Reproduce the complete listing without any deviation.

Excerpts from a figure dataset
-*-*-
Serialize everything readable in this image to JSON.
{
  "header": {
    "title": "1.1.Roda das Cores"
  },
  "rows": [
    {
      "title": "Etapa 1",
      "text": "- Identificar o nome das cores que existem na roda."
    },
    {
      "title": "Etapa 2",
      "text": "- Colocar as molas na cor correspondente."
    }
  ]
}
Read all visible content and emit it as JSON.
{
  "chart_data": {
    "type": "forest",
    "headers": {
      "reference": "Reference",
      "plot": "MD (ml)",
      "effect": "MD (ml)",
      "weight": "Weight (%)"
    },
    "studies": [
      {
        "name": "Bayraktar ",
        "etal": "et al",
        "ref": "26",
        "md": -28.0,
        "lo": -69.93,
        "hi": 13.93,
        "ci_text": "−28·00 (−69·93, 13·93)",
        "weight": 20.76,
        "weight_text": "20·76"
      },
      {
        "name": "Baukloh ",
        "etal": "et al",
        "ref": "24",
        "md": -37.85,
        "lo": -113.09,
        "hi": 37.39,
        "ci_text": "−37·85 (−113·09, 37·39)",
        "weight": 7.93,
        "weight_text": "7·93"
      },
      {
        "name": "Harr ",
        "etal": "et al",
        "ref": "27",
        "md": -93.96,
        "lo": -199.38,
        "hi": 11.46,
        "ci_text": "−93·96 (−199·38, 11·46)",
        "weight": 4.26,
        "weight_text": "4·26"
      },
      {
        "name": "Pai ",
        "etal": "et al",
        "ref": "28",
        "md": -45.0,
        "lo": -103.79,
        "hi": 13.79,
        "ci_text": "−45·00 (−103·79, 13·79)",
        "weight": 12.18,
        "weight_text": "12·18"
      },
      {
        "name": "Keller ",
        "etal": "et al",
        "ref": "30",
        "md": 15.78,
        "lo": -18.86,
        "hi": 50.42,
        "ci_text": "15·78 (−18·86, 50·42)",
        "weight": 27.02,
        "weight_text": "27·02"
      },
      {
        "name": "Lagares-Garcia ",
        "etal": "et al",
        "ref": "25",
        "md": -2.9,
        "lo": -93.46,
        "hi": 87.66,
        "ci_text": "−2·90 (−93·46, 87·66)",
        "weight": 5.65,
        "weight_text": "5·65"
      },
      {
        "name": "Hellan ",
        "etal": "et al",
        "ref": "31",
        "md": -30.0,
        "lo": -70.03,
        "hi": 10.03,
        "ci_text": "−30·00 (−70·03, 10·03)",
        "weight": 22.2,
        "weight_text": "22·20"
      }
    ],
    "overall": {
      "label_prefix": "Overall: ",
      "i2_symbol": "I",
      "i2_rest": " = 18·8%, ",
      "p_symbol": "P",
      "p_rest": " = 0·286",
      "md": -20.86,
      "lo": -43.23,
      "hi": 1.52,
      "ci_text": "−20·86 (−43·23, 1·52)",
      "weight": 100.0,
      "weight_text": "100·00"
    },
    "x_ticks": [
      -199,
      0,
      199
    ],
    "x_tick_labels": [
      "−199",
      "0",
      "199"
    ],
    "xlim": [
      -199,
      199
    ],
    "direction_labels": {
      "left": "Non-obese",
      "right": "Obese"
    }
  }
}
-*-*-
- **The answer**:
Serialize everything readable in this image to JSON.
{
  "header": {
    "title": "1.1.Roda das Cores"
  },
  "rows": [
    {
      "title": "Etapa 1",
      "text": "- Identificar o nome das cores que existem na roda."
    },
    {
      "title": "Etapa 2",
      "text": "- Colocar as molas na cor correspondente."
    }
  ]
}
Read all visible content and emit it as JSON.
{
  "chart_data": {
    "type": "forest",
    "headers": {
      "reference": "Reference",
      "plot": "MD (ml)",
      "effect": "MD (ml)",
      "weight": "Weight (%)"
    },
    "studies": [
      {
        "name": "Bayraktar ",
        "etal": "et al",
        "ref": "26",
        "md": -28.0,
        "lo": -69.93,
        "hi": 13.93,
        "ci_text": "−28·00 (−69·93, 13·93)",
        "weight": 20.76,
        "weight_text": "20·76"
      },
      {
        "name": "Baukloh ",
        "etal": "et al",
        "ref": "24",
        "md": -37.85,
        "lo": -113.09,
        "hi": 37.39,
        "ci_text": "−37·85 (−113·09, 37·39)",
        "weight": 7.93,
        "weight_text": "7·93"
      },
      {
        "name": "Harr ",
        "etal": "et al",
        "ref": "27",
        "md": -93.96,
        "lo": -199.38,
        "hi": 11.46,
        "ci_text": "−93·96 (−199·38, 11·46)",
        "weight": 4.26,
        "weight_text": "4·26"
      },
      {
        "name": "Pai ",
        "etal": "et al",
        "ref": "28",
        "md": -45.0,
        "lo": -103.79,
        "hi": 13.79,
        "ci_text": "−45·00 (−103·79, 13·79)",
        "weight": 12.18,
        "weight_text": "12·18"
      },
      {
        "name": "Keller ",
        "etal": "et al",
        "ref": "30",
        "md": 15.78,
        "lo": -18.86,
        "hi": 50.42,
        "ci_text": "15·78 (−18·86, 50·42)",
        "weight": 27.02,
        "weight_text": "27·02"
      },
      {
        "name": "Lagares-Garcia ",
        "etal": "et al",
        "ref": "25",
        "md": -2.9,
        "lo": -93.46,
        "hi": 87.66,
        "ci_text": "−2·90 (−93·46, 87·66)",
        "weight": 5.65,
        "weight_text": "5·65"
      },
      {
        "name": "Hellan ",
        "etal": "et al",
        "ref": "31",
        "md": -30.0,
        "lo": -70.03,
        "hi": 10.03,
        "ci_text": "−30·00 (−70·03, 10·03)",
        "weight": 22.2,
        "weight_text": "22·20"
      }
    ],
    "overall": {
      "label_prefix": "Overall: ",
      "i2_symbol": "I",
      "i2_rest": " = 18·8%, ",
      "p_symbol": "P",
      "p_rest": " = 0·286",
      "md": -20.86,
      "lo": -43.23,
      "hi": 1.52,
      "ci_text": "−20·86 (−43·23, 1·52)",
      "weight": 100.0,
      "weight_text": "100·00"
    },
    "x_ticks": [
      -199,
      0,
      199
    ],
    "x_tick_labels": [
      "−199",
      "0",
      "199"
    ],
    "xlim": [
      -199,
      199
    ],
    "direction_labels": {
      "left": "Non-obese",
      "right": "Obese"
    }
  }
}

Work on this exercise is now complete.